WORK TO COMPLETE:
Print the entire listing. Each line must match the original exactly.

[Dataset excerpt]

— begin —

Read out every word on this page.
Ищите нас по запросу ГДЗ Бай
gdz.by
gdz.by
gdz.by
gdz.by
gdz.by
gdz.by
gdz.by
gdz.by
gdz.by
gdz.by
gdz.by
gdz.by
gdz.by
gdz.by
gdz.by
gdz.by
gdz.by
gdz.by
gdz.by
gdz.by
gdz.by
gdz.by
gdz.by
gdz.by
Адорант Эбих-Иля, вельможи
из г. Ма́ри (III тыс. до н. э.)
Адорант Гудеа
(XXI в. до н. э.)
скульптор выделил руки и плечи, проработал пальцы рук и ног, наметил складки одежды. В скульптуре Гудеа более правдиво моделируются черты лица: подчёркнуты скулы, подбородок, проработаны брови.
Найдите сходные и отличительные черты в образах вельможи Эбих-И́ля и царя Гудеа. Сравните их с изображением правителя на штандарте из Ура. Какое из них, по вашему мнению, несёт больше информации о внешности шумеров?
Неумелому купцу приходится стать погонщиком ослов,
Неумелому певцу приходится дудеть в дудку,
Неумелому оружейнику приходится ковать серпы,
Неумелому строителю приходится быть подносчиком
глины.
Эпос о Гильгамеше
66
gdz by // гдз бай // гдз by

— end —

FINAL RESULT:
Read out every word on this page.
Ищите нас по запросу ГДЗ Бай
gdz.by
gdz.by
gdz.by
gdz.by
gdz.by
gdz.by
gdz.by
gdz.by
gdz.by
gdz.by
gdz.by
gdz.by
gdz.by
gdz.by
gdz.by
gdz.by
gdz.by
gdz.by
gdz.by
gdz.by
gdz.by
gdz.by
gdz.by
gdz.by
Адорант Эбих-Иля, вельможи
из г. Ма́ри (III тыс. до н. э.)
Адорант Гудеа
(XXI в. до н. э.)
скульптор выделил руки и плечи, проработал пальцы рук и ног, наметил складки одежды. В скульптуре Гудеа более правдиво моделируются черты лица: подчёркнуты скулы, подбородок, проработаны брови.
Найдите сходные и отличительные черты в образах вельможи Эбих-И́ля и царя Гудеа. Сравните их с изображением правителя на штандарте из Ура. Какое из них, по вашему мнению, несёт больше информации о внешности шумеров?
Неумелому купцу приходится стать погонщиком ослов,
Неумелому певцу приходится дудеть в дудку,
Неумелому оружейнику приходится ковать серпы,
Неумелому строителю приходится быть подносчиком
глины.
Эпос о Гильгамеше
66
gdz by // гдз бай // гдз by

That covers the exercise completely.